■ Your objective:
Copy out the entries word for word, from the first line through the line that contains "data-point: [774, 391, 784, 401]", including both of those lines.

Entries from a dataset
____________________

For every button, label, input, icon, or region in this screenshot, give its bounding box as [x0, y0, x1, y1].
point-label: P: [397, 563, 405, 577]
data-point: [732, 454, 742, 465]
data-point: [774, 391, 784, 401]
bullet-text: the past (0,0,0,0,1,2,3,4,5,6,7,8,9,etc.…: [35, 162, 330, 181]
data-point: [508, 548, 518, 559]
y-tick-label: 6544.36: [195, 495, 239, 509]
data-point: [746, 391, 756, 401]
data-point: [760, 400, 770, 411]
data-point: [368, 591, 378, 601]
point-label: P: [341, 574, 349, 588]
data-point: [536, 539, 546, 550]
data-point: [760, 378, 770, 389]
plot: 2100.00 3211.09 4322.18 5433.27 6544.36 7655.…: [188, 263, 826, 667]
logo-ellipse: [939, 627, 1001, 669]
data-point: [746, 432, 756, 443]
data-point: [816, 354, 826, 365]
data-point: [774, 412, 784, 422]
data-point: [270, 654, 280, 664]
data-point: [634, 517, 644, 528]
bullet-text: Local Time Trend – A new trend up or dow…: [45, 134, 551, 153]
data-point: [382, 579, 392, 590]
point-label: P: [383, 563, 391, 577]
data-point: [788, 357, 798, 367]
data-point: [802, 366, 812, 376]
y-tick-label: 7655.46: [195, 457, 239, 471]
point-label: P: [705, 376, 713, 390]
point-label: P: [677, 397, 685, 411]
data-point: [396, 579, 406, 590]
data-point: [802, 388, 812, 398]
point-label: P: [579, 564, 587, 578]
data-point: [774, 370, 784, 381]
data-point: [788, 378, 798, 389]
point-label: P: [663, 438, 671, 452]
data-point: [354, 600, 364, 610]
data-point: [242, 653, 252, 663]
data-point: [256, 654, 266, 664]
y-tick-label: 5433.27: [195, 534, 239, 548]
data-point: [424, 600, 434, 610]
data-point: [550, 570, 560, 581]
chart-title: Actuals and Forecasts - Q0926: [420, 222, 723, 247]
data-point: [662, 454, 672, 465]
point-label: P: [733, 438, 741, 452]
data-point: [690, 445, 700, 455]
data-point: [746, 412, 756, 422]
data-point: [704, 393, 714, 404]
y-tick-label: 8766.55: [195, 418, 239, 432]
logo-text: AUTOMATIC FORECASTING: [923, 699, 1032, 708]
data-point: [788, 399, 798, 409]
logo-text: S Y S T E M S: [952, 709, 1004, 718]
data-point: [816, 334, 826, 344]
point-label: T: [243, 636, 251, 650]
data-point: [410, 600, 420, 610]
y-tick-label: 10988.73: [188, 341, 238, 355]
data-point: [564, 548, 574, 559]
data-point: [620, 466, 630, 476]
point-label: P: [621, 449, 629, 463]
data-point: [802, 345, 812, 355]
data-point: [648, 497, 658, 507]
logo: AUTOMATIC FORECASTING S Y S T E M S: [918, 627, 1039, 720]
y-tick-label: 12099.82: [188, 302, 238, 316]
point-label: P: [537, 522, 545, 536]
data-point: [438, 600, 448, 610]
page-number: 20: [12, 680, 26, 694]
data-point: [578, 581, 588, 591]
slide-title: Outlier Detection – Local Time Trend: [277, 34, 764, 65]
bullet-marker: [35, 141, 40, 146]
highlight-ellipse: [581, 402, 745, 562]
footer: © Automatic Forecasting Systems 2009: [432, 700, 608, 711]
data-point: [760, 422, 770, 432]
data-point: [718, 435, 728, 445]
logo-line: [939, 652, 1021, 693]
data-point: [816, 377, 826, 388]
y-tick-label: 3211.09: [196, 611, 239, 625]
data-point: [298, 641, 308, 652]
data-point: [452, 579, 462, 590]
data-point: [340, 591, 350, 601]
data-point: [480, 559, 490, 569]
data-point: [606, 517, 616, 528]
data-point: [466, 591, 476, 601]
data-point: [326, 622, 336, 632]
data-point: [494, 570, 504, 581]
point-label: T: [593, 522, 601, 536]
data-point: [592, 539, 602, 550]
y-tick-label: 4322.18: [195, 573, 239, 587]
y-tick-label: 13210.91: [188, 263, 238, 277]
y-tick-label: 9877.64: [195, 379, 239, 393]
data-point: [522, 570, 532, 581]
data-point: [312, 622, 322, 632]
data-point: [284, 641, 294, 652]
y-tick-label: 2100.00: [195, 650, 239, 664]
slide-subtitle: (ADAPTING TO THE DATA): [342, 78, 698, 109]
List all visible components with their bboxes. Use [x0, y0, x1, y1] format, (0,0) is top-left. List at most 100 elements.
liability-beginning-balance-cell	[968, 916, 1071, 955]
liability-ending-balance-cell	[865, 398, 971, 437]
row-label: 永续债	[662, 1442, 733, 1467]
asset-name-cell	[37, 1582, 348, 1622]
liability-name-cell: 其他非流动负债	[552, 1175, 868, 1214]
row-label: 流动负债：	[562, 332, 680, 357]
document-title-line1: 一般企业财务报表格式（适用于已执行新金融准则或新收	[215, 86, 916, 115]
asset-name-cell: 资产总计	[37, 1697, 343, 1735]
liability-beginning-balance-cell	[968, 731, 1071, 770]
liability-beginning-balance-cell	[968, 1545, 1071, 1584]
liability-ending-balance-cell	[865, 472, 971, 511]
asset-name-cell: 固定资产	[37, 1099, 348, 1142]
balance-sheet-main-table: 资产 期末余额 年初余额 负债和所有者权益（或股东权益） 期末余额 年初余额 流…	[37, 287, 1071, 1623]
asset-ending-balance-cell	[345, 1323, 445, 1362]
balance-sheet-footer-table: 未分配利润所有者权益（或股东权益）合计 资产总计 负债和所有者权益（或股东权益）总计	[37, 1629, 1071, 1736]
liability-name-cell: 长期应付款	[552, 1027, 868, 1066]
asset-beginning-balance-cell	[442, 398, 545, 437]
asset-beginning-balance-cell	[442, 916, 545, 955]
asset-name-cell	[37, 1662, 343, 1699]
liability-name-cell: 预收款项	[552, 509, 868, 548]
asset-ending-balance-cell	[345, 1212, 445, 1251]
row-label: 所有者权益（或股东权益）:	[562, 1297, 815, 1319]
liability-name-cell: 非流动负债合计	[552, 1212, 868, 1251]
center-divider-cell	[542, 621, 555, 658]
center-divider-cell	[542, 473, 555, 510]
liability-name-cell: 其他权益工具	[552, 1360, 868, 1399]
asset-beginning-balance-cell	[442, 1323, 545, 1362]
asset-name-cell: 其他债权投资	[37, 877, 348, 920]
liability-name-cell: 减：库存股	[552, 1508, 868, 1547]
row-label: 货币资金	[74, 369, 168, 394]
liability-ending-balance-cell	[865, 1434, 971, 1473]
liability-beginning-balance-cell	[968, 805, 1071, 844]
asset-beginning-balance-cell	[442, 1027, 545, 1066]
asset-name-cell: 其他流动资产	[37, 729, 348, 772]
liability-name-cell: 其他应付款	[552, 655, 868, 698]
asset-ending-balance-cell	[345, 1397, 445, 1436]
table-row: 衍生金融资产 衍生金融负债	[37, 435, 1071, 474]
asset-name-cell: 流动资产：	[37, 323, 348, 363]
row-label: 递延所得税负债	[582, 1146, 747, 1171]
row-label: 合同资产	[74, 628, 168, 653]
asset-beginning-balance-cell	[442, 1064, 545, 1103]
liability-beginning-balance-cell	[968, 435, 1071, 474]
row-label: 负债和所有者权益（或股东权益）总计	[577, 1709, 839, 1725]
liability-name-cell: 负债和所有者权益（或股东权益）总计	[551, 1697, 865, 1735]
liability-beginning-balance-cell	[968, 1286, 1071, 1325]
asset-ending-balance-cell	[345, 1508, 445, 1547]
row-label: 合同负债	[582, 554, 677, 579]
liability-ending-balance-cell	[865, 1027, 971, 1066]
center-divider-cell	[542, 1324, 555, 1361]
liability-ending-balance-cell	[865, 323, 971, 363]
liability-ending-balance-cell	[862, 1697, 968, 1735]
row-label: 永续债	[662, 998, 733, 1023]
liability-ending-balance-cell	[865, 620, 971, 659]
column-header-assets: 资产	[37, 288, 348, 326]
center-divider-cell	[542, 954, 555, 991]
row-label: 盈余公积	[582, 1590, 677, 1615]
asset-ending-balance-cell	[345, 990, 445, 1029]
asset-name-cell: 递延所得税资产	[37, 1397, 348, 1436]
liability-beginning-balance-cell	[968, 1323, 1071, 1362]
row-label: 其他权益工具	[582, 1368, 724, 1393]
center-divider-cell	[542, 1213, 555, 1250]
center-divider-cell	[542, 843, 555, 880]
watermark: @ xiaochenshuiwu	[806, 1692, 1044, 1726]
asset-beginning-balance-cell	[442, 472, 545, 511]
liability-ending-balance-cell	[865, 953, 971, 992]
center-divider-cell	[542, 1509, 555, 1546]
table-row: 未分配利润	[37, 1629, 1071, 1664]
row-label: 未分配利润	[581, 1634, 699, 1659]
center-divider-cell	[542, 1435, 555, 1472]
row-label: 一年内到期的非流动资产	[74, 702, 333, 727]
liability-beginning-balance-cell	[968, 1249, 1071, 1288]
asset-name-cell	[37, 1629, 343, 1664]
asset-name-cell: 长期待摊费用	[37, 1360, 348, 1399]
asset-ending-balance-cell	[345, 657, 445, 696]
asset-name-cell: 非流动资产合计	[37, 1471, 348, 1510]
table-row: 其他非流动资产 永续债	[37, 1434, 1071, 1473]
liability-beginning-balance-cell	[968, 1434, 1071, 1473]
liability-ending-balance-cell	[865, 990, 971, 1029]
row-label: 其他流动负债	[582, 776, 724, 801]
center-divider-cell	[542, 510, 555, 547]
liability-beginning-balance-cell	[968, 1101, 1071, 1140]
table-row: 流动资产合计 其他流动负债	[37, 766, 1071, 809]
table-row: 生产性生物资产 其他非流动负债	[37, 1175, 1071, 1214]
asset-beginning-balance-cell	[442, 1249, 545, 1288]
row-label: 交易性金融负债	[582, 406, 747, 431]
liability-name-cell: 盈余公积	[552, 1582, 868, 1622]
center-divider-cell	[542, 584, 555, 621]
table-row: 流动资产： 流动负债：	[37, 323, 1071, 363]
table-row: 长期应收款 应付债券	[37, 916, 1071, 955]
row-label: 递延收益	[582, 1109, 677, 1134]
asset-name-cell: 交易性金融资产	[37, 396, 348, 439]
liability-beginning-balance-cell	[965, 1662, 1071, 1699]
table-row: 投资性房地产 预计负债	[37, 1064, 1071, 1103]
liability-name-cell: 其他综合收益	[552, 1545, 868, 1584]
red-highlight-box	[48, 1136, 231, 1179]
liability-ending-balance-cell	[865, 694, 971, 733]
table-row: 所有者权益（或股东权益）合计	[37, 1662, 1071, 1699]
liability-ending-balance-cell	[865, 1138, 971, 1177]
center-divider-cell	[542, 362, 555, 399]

____________________

■ Solution for this problem:
For every button, label, input, icon, or region in this screenshot, give its bounding box as [x0, y0, x1, y1].
point-label: P: [397, 563, 405, 577]
data-point: [732, 454, 742, 465]
data-point: [774, 391, 784, 401]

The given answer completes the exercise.